_Direction_
Write the listing out again, all of it, word for word.
━━━ Information provided
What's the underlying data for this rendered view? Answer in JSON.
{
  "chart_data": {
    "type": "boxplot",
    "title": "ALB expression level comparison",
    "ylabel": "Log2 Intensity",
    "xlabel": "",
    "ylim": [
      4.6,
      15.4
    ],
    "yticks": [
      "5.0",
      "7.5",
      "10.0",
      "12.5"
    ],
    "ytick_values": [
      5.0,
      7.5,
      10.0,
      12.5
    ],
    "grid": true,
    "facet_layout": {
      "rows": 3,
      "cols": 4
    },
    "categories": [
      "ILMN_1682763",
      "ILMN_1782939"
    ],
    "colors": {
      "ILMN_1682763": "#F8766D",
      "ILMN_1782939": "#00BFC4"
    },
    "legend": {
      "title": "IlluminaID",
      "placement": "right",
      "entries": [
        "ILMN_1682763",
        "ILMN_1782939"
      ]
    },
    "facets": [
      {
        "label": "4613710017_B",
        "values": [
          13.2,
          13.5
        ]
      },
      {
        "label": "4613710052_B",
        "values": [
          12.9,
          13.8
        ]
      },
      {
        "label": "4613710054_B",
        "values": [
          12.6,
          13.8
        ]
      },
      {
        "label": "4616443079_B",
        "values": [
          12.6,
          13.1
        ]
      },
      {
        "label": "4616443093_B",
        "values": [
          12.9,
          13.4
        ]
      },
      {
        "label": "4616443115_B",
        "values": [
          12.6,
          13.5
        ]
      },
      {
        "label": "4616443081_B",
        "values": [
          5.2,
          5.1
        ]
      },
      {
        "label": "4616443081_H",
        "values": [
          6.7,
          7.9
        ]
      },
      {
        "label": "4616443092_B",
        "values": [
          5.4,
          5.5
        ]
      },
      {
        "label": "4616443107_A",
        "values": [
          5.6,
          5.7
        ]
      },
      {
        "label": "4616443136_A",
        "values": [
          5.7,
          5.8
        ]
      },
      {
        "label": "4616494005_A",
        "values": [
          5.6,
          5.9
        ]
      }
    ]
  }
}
━━━━━━
_Worked solution_
What's the underlying data for this rendered view? Answer in JSON.
{
  "chart_data": {
    "type": "boxplot",
    "title": "ALB expression level comparison",
    "ylabel": "Log2 Intensity",
    "xlabel": "",
    "ylim": [
      4.6,
      15.4
    ],
    "yticks": [
      "5.0",
      "7.5",
      "10.0",
      "12.5"
    ],
    "ytick_values": [
      5.0,
      7.5,
      10.0,
      12.5
    ],
    "grid": true,
    "facet_layout": {
      "rows": 3,
      "cols": 4
    },
    "categories": [
      "ILMN_1682763",
      "ILMN_1782939"
    ],
    "colors": {
      "ILMN_1682763": "#F8766D",
      "ILMN_1782939": "#00BFC4"
    },
    "legend": {
      "title": "IlluminaID",
      "placement": "right",
      "entries": [
        "ILMN_1682763",
        "ILMN_1782939"
      ]
    },
    "facets": [
      {
        "label": "4613710017_B",
        "values": [
          13.2,
          13.5
        ]
      },
      {
        "label": "4613710052_B",
        "values": [
          12.9,
          13.8
        ]
      },
      {
        "label": "4613710054_B",
        "values": [
          12.6,
          13.8
        ]
      },
      {
        "label": "4616443079_B",
        "values": [
          12.6,
          13.1
        ]
      },
      {
        "label": "4616443093_B",
        "values": [
          12.9,
          13.4
        ]
      },
      {
        "label": "4616443115_B",
        "values": [
          12.6,
          13.5
        ]
      },
      {
        "label": "4616443081_B",
        "values": [
          5.2,
          5.1
        ]
      },
      {
        "label": "4616443081_H",
        "values": [
          6.7,
          7.9
        ]
      },
      {
        "label": "4616443092_B",
        "values": [
          5.4,
          5.5
        ]
      },
      {
        "label": "4616443107_A",
        "values": [
          5.6,
          5.7
        ]
      },
      {
        "label": "4616443136_A",
        "values": [
          5.7,
          5.8
        ]
      },
      {
        "label": "4616494005_A",
        "values": [
          5.6,
          5.9
        ]
      }
    ]
  }
}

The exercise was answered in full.